*WRITTEN REQUEST*
Can you rewrite the passage of the text on Georgian consumer rights starting at "In 2010, within" and ending at "even from parliament.", swapping "confidential" for "secretive"?

*TEXT*
— Begin —
According to the EU Charter of Fundamental rights, an integral part of European values is that the government protects the consumer’s rights. But while the Georgian government claims to be on course towards integration with Europe, it still manages to do this integration in a way so that the Georgian consumers’ interests are harmed.

In 2010, within the frameworks of the preliminary negotiations with EU about ‘the deep and comprehensive free trade agreement’, the Georgian government produced three very significant national strategies in the spheres of competition, product safety (full name: strategy of standardization, accreditation, conformity assessment, technical regulations and metrology sphere) and food safety. The strategies were prepared during two years in a strictly confidential manner. Despite a number of attempts, our organization wasn’t able to obtain the documents, not only from the state body involved, but even from parliament.

The way the preparation process of these documents was kept secret from civil society has given rise to a suspicion that the documents contained provisions which would have been unacceptable to society. Unfortunately, this turned out to be the case. The content of the strategies, and especially their implementation, serves to reduce the rights of the Georgian consumers and the government’s exemption from the obligation in terms of the state protecting the consumer.

An example of this is abolishing the law on Protection of the Consumer Rights at the end of 2011. In fact, this law represented an attempt to transpose several EU directives about protection of consumers’ rights into Georgian legislation. The law was really weak and old and needed improvement. Exactly this, the antiquity of the law, was used in the national strategy and action program ‘in the sphere of standardization, accreditation, conformity assessment, technical regulations and metrology’ to prove that the law should be abolished and its provisions be transferred to a new law – “Code on Product safety and free circulation”. This fact itself didn’t seem really alarming, unless we consider its implementation – specifically, which provisions got into the new code and which did not.

Specifically the consumer’s right to have a bought item (if defective) repaired, replaced or returned to the seller didn’t get into the new code. The consumer has this right according to the Georgian Civil Code, but in a general form. The law on Protection of the Consumers’ Rights made it significantly easier to exercise this right, because:

  • It defined a minimum time period for the seller’s responsibility for a defect product – six months (except for perishable products). This term is less than an appropriate EU directive 1999/44/EC defines (2 Years), but it still was a concession to the Georgian consumer, which in case of the law’s abolition may be denied remedy for a defective product even the day after buying it.
— End —
*DATASET SECTION*
— Begin —
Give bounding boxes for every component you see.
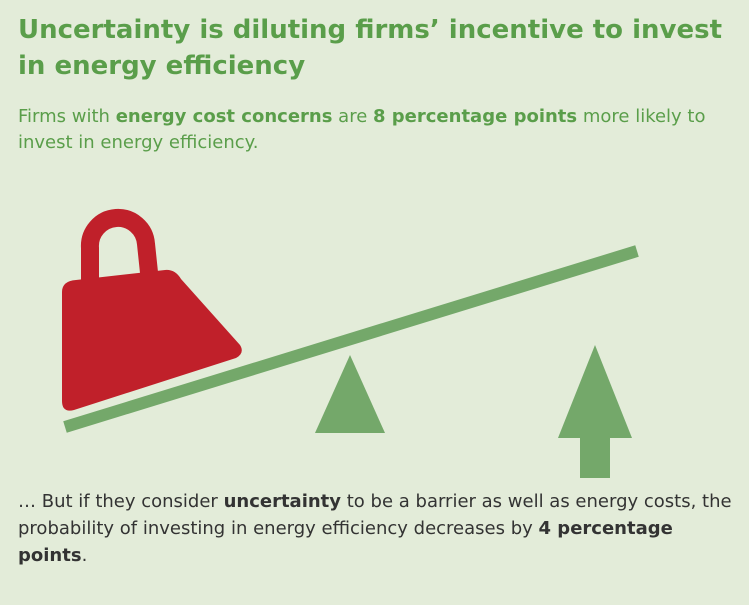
— End —
*SOLUTION TO THIS EXERCISE*
In 2010, within the frameworks of the preliminary negotiations with EU about ‘the deep and comprehensive free trade agreement’, the Georgian government produced three very significant national strategies in the spheres of competition, product safety (full name: strategy of standardization, accreditation, conformity assessment, technical regulations and metrology sphere) and food safety. The strategies were prepared during two years in a strictly secretive manner. Despite a number of attempts, our organization wasn’t able to obtain the documents, not only from the state body involved, but even from parliament.